>> start DATASET RECORDS

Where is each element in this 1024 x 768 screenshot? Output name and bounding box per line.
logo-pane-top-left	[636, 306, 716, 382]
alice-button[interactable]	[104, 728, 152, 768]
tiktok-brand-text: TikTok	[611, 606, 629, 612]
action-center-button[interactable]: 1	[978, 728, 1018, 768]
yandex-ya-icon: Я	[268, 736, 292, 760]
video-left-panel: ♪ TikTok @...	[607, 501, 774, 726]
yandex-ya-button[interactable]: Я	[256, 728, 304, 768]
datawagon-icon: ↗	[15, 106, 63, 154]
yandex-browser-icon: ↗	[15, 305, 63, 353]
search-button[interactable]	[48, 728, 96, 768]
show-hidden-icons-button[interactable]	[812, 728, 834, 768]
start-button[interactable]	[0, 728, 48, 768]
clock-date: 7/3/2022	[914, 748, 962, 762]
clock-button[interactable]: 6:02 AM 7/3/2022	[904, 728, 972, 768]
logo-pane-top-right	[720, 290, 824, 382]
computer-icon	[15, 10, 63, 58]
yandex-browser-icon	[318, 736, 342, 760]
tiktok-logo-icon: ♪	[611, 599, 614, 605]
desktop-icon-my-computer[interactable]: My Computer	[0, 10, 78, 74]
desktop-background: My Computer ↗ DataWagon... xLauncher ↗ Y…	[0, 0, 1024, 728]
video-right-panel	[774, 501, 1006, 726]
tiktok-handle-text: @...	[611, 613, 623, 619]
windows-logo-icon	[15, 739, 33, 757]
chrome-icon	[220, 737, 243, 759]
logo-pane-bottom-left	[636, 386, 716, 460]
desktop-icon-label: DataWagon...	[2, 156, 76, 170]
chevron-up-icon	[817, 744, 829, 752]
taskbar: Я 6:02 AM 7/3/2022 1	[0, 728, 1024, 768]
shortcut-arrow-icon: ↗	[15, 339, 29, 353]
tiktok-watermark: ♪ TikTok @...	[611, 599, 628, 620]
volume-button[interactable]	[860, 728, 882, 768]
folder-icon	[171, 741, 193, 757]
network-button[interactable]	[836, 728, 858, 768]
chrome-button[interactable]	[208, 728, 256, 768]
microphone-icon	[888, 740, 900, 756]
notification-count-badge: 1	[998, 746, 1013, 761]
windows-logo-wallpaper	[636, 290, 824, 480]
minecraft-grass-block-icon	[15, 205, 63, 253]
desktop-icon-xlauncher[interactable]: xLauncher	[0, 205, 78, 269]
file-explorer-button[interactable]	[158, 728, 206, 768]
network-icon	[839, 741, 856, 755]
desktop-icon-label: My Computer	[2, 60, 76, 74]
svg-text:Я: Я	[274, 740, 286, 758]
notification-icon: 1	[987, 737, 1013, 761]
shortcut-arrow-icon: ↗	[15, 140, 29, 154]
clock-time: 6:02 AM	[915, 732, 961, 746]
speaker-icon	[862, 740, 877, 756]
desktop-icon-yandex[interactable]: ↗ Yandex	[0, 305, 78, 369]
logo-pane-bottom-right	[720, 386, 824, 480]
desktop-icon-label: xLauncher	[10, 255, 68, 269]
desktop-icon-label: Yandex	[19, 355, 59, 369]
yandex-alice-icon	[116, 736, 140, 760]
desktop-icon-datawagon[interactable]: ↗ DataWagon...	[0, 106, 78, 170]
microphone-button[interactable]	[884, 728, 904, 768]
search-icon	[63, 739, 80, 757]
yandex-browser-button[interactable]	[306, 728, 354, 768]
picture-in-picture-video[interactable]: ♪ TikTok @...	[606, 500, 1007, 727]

>> end DATASET RECORDS

THE PROBLEM: Reproduce the listing above word for word, from its opening line through the line containing "606, 629, 612]".

FINISHED ANSWER:
Where is each element in this 1024 x 768 screenshot? Output name and bounding box per line.
logo-pane-top-left	[636, 306, 716, 382]
alice-button[interactable]	[104, 728, 152, 768]
tiktok-brand-text: TikTok	[611, 606, 629, 612]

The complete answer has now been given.